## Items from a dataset
********
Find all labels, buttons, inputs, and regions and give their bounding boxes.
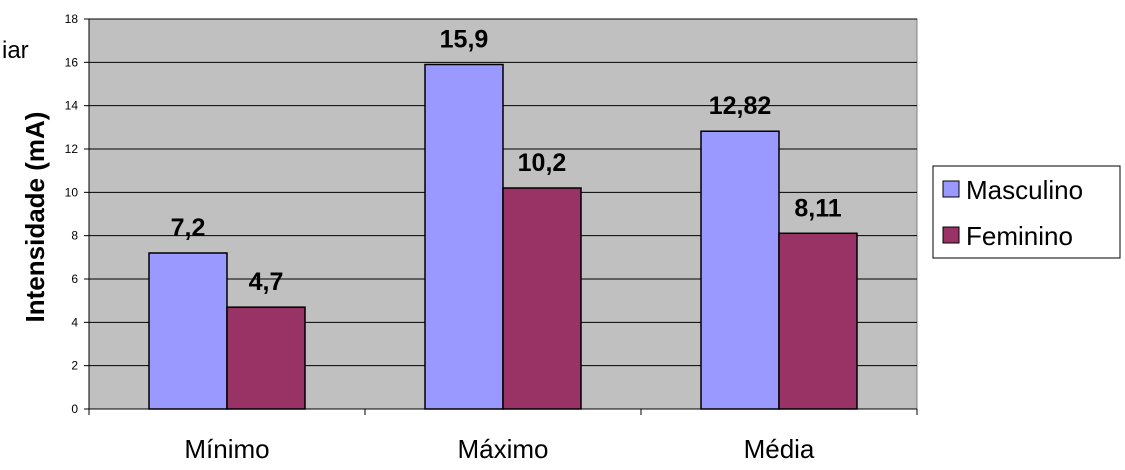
title-fragment: iar <box>2 37 29 64</box>
y-tick-label: 12 <box>65 142 79 156</box>
legend: Masculino Feminino <box>932 165 1121 259</box>
bar-masculino-1 <box>148 252 228 410</box>
x-tick-label: Média <box>744 434 815 464</box>
legend-label-masculino: Masculino <box>966 175 1083 205</box>
data-label: 7,2 <box>171 214 206 242</box>
legend-swatch-masculino <box>942 180 960 198</box>
x-tick-label: Máximo <box>457 434 548 464</box>
data-label: 10,2 <box>518 149 567 177</box>
data-label: 4,7 <box>249 268 284 296</box>
data-label: 8,11 <box>794 194 841 222</box>
legend-label-feminino: Feminino <box>966 221 1073 251</box>
y-tick-label: 0 <box>71 402 78 416</box>
y-tick-label: 14 <box>65 99 79 113</box>
y-tick-label: 10 <box>65 185 79 199</box>
bar-feminino-2 <box>502 187 582 410</box>
bars <box>148 63 858 410</box>
x-axis-ticks: Mínimo Máximo Média <box>88 409 918 464</box>
y-axis-label: Intensidade (mA) <box>20 112 50 323</box>
bar-masculino-3 <box>700 130 780 410</box>
y-tick-label: 2 <box>71 359 78 373</box>
data-label: 12,82 <box>709 92 772 120</box>
y-tick-label: 18 <box>65 12 79 26</box>
bar-feminino-3 <box>778 232 858 410</box>
bar-feminino-1 <box>226 306 306 410</box>
y-tick-label: 8 <box>71 229 78 243</box>
legend-box <box>932 165 1121 259</box>
y-tick-label: 4 <box>71 315 78 329</box>
data-label: 15,9 <box>440 26 489 54</box>
bar-masculino-2 <box>424 63 504 410</box>
y-tick-label: 16 <box>65 55 79 69</box>
y-tick-label: 6 <box>71 272 78 286</box>
x-tick-label: Mínimo <box>184 434 269 464</box>
legend-swatch-feminino <box>942 226 960 244</box>
data-labels: 7,2 4,7 15,9 10,2 12,82 8,11 <box>171 26 842 297</box>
********
## GOAL OF THE EXERCISE
Rewrite the records with every "x-tick-label" changed to "category-label", leaving everything else as it is. Don't include the pictures.

## TASK SOLUTION
Find all labels, buttons, inputs, and regions and give their bounding boxes.
title-fragment: iar <box>2 37 29 64</box>
y-tick-label: 12 <box>65 142 79 156</box>
legend: Masculino Feminino <box>932 165 1121 259</box>
bar-masculino-1 <box>148 252 228 410</box>
category-label: Média <box>744 434 815 464</box>
legend-label-masculino: Masculino <box>966 175 1083 205</box>
data-label: 7,2 <box>171 214 206 242</box>
legend-swatch-masculino <box>942 180 960 198</box>
category-label: Máximo <box>457 434 548 464</box>
data-label: 10,2 <box>518 149 567 177</box>
data-label: 4,7 <box>249 268 284 296</box>
data-label: 8,11 <box>794 194 841 222</box>
legend-label-feminino: Feminino <box>966 221 1073 251</box>
y-tick-label: 0 <box>71 402 78 416</box>
y-tick-label: 14 <box>65 99 79 113</box>
y-tick-label: 10 <box>65 185 79 199</box>
bar-feminino-2 <box>502 187 582 410</box>
bars <box>148 63 858 410</box>
x-axis-ticks: Mínimo Máximo Média <box>88 409 918 464</box>
y-axis-label: Intensidade (mA) <box>20 112 50 323</box>
bar-masculino-3 <box>700 130 780 410</box>
y-tick-label: 2 <box>71 359 78 373</box>
data-label: 12,82 <box>709 92 772 120</box>
y-tick-label: 18 <box>65 12 79 26</box>
bar-feminino-3 <box>778 232 858 410</box>
bar-feminino-1 <box>226 306 306 410</box>
y-tick-label: 8 <box>71 229 78 243</box>
legend-box <box>932 165 1121 259</box>
y-tick-label: 4 <box>71 315 78 329</box>
data-label: 15,9 <box>440 26 489 54</box>
bar-masculino-2 <box>424 63 504 410</box>
y-tick-label: 16 <box>65 55 79 69</box>
y-tick-label: 6 <box>71 272 78 286</box>
category-label: Mínimo <box>184 434 269 464</box>
legend-swatch-feminino <box>942 226 960 244</box>
data-labels: 7,2 4,7 15,9 10,2 12,82 8,11 <box>171 26 842 297</box>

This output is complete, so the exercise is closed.